WHAT THE TASK REQUIRES: Below are some records; return each one exactly.

--- start of RECORD EXCERPTS ---

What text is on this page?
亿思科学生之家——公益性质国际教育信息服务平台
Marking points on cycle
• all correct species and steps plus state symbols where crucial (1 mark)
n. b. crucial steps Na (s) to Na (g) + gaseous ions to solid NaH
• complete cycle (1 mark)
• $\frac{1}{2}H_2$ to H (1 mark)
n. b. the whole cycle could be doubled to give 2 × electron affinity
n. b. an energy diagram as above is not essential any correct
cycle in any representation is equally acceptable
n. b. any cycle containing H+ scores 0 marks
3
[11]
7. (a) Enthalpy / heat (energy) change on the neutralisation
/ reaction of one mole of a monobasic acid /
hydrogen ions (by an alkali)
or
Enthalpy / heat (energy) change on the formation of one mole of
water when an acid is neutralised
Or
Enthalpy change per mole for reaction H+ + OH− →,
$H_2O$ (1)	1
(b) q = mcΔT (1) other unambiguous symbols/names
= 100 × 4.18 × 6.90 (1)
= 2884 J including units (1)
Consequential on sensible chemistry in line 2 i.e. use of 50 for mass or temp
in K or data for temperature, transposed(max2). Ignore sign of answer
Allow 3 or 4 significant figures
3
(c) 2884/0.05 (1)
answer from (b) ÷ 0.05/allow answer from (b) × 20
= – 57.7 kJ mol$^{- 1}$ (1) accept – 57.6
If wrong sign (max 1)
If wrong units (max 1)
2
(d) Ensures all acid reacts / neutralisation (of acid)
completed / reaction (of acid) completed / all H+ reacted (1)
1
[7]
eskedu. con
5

--- end of RECORD EXCERPTS ---

TASK SOLUTION:
What text is on this page?
亿思科学生之家——公益性质国际教育信息服务平台
Marking points on cycle
• all correct species and steps plus state symbols where crucial (1 mark)
n. b. crucial steps Na (s) to Na (g) + gaseous ions to solid NaH
• complete cycle (1 mark)
• $\frac{1}{2}H_2$ to H (1 mark)
n. b. the whole cycle could be doubled to give 2 × electron affinity
n. b. an energy diagram as above is not essential any correct
cycle in any representation is equally acceptable
n. b. any cycle containing H+ scores 0 marks
3
[11]
7. (a) Enthalpy / heat (energy) change on the neutralisation
/ reaction of one mole of a monobasic acid /
hydrogen ions (by an alkali)
or
Enthalpy / heat (energy) change on the formation of one mole of
water when an acid is neutralised
Or
Enthalpy change per mole for reaction H+ + OH− →,
$H_2O$ (1)	1
(b) q = mcΔT (1) other unambiguous symbols/names
= 100 × 4.18 × 6.90 (1)
= 2884 J including units (1)
Consequential on sensible chemistry in line 2 i.e. use of 50 for mass or temp
in K or data for temperature, transposed(max2). Ignore sign of answer
Allow 3 or 4 significant figures
3
(c) 2884/0.05 (1)
answer from (b) ÷ 0.05/allow answer from (b) × 20
= – 57.7 kJ mol$^{- 1}$ (1) accept – 57.6
If wrong sign (max 1)
If wrong units (max 1)
2
(d) Ensures all acid reacts / neutralisation (of acid)
completed / reaction (of acid) completed / all H+ reacted (1)
1
[7]
eskedu. con
5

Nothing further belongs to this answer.